--- Given records ---
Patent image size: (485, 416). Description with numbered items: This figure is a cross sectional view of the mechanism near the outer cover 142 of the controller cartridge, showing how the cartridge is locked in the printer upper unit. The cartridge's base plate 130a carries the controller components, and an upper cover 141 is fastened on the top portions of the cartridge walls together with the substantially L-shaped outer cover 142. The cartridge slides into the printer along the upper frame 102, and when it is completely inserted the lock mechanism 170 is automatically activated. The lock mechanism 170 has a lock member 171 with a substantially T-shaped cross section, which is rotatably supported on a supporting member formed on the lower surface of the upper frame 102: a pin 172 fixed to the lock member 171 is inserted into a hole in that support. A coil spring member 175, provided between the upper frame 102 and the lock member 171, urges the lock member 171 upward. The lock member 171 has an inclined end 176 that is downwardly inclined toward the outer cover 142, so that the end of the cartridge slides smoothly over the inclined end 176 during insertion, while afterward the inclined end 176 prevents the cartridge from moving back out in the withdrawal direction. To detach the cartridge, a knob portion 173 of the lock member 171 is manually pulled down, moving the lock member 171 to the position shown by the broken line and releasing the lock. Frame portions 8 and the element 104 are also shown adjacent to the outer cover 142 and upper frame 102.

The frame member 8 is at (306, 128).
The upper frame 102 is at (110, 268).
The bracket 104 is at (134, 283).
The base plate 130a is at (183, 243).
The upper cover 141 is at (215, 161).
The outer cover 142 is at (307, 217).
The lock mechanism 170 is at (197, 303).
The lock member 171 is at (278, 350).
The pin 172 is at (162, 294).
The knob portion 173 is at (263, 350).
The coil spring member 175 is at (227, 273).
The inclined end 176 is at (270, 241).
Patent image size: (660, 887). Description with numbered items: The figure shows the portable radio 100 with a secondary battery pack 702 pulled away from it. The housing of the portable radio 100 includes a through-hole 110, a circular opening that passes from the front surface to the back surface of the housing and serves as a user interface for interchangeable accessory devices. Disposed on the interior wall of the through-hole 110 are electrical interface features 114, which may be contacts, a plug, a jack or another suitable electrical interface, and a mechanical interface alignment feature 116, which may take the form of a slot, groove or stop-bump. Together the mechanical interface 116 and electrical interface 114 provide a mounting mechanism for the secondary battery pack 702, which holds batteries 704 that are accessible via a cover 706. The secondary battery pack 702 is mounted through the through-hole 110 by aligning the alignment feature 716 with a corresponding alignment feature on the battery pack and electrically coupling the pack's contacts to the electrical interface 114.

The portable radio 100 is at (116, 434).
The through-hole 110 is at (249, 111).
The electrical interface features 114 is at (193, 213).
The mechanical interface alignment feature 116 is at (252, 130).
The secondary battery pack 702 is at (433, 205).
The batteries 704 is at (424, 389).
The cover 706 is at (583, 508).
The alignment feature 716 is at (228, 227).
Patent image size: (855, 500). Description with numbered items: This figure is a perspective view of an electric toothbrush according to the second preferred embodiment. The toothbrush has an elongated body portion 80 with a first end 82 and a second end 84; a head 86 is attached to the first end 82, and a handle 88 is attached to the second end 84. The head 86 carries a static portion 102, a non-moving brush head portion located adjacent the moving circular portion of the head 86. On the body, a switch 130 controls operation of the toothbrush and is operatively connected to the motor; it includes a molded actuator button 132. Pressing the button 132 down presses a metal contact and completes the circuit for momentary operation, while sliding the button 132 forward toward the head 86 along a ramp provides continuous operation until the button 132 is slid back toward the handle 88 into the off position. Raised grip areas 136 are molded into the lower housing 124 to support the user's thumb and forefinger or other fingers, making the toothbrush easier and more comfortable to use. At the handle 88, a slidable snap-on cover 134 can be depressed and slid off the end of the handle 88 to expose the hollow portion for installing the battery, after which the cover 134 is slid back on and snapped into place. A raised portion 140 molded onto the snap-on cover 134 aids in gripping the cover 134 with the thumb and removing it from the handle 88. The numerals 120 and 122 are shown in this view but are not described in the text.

--- Instruction ---
Reproduce the listing verbatim from the line with "Patent image size: (660, 887)." to the line with "The alignment feature 716 is at (228, 227).", including both of those lines.

--- Correct result ---
Patent image size: (660, 887). Description with numbered items: The figure shows the portable radio 100 with a secondary battery pack 702 pulled away from it. The housing of the portable radio 100 includes a through-hole 110, a circular opening that passes from the front surface to the back surface of the housing and serves as a user interface for interchangeable accessory devices. Disposed on the interior wall of the through-hole 110 are electrical interface features 114, which may be contacts, a plug, a jack or another suitable electrical interface, and a mechanical interface alignment feature 116, which may take the form of a slot, groove or stop-bump. Together the mechanical interface 116 and electrical interface 114 provide a mounting mechanism for the secondary battery pack 702, which holds batteries 704 that are accessible via a cover 706. The secondary battery pack 702 is mounted through the through-hole 110 by aligning the alignment feature 716 with a corresponding alignment feature on the battery pack and electrically coupling the pack's contacts to the electrical interface 114.

The portable radio 100 is at (116, 434).
The through-hole 110 is at (249, 111).
The electrical interface features 114 is at (193, 213).
The mechanical interface alignment feature 116 is at (252, 130).
The secondary battery pack 702 is at (433, 205).
The batteries 704 is at (424, 389).
The cover 706 is at (583, 508).
The alignment feature 716 is at (228, 227).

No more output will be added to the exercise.